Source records
════════

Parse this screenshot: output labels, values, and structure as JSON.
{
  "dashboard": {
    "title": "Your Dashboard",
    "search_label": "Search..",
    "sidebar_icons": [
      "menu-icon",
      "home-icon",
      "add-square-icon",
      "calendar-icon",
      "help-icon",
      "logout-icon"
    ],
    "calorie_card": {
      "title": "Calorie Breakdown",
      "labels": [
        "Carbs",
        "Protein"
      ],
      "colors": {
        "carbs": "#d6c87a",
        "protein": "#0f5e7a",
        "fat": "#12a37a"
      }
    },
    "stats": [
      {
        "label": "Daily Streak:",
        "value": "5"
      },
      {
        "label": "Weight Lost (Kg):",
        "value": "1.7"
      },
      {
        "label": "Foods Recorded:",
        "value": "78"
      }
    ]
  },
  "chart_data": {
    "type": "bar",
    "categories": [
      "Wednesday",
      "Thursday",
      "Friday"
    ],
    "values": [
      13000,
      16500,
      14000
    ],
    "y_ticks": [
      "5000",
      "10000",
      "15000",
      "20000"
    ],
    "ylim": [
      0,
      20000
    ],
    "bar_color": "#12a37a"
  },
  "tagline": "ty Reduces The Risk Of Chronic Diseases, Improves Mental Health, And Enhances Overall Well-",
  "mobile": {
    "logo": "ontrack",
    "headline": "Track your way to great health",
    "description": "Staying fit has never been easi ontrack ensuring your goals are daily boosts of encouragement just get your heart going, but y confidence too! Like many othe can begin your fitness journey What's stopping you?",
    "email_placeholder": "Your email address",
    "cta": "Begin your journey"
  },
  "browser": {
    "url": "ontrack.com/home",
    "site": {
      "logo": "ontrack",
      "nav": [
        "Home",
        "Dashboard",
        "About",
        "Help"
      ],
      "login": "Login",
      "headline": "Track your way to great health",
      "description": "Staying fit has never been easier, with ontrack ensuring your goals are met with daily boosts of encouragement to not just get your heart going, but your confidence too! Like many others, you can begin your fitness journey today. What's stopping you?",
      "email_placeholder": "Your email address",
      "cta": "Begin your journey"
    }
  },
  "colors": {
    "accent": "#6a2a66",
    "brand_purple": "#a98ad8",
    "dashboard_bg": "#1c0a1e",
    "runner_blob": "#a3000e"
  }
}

════════

EXERCISE: Once you have read the data, reproduce all of it exactly.

EXPECTED ANSWER:
Parse this screenshot: output labels, values, and structure as JSON.
{
  "dashboard": {
    "title": "Your Dashboard",
    "search_label": "Search..",
    "sidebar_icons": [
      "menu-icon",
      "home-icon",
      "add-square-icon",
      "calendar-icon",
      "help-icon",
      "logout-icon"
    ],
    "calorie_card": {
      "title": "Calorie Breakdown",
      "labels": [
        "Carbs",
        "Protein"
      ],
      "colors": {
        "carbs": "#d6c87a",
        "protein": "#0f5e7a",
        "fat": "#12a37a"
      }
    },
    "stats": [
      {
        "label": "Daily Streak:",
        "value": "5"
      },
      {
        "label": "Weight Lost (Kg):",
        "value": "1.7"
      },
      {
        "label": "Foods Recorded:",
        "value": "78"
      }
    ]
  },
  "chart_data": {
    "type": "bar",
    "categories": [
      "Wednesday",
      "Thursday",
      "Friday"
    ],
    "values": [
      13000,
      16500,
      14000
    ],
    "y_ticks": [
      "5000",
      "10000",
      "15000",
      "20000"
    ],
    "ylim": [
      0,
      20000
    ],
    "bar_color": "#12a37a"
  },
  "tagline": "ty Reduces The Risk Of Chronic Diseases, Improves Mental Health, And Enhances Overall Well-",
  "mobile": {
    "logo": "ontrack",
    "headline": "Track your way to great health",
    "description": "Staying fit has never been easi ontrack ensuring your goals are daily boosts of encouragement just get your heart going, but y confidence too! Like many othe can begin your fitness journey What's stopping you?",
    "email_placeholder": "Your email address",
    "cta": "Begin your journey"
  },
  "browser": {
    "url": "ontrack.com/home",
    "site": {
      "logo": "ontrack",
      "nav": [
        "Home",
        "Dashboard",
        "About",
        "Help"
      ],
      "login": "Login",
      "headline": "Track your way to great health",
      "description": "Staying fit has never been easier, with ontrack ensuring your goals are met with daily boosts of encouragement to not just get your heart going, but your confidence too! Like many others, you can begin your fitness journey today. What's stopping you?",
      "email_placeholder": "Your email address",
      "cta": "Begin your journey"
    }
  },
  "colors": {
    "accent": "#6a2a66",
    "brand_purple": "#a98ad8",
    "dashboard_bg": "#1c0a1e",
    "runner_blob": "#a3000e"
  }
}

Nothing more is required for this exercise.